■ Data shown:
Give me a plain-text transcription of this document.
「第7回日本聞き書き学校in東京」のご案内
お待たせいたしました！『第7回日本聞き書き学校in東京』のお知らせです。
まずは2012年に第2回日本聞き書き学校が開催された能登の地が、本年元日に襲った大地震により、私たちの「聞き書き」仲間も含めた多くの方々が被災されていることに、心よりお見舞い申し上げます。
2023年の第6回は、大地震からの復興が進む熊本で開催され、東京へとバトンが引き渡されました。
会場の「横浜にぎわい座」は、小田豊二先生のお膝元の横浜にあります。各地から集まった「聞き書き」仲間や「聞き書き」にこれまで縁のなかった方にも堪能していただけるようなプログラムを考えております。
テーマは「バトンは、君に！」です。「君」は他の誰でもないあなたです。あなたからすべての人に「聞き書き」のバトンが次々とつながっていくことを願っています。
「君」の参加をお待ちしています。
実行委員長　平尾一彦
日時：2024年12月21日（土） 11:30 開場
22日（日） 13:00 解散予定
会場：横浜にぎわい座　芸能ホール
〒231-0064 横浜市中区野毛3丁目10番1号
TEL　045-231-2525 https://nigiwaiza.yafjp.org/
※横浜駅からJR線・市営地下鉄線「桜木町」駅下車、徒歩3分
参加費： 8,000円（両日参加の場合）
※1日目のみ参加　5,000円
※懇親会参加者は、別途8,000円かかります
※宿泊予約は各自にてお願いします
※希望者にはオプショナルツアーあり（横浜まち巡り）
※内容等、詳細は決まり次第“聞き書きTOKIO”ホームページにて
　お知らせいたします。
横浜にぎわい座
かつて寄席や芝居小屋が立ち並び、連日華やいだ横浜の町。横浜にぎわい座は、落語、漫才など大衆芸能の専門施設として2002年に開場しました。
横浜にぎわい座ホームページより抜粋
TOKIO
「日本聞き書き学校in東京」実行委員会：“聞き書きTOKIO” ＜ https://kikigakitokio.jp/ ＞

■ What is asked: List every line above that holds the word "聞き書きTOKIO".

■ Reply to the exercise:
※内容等、詳細は決まり次第“聞き書きTOKIO”ホームページにて
「日本聞き書き学校in東京」実行委員会：“聞き書きTOKIO” ＜ https://kikigakitokio.jp/ ＞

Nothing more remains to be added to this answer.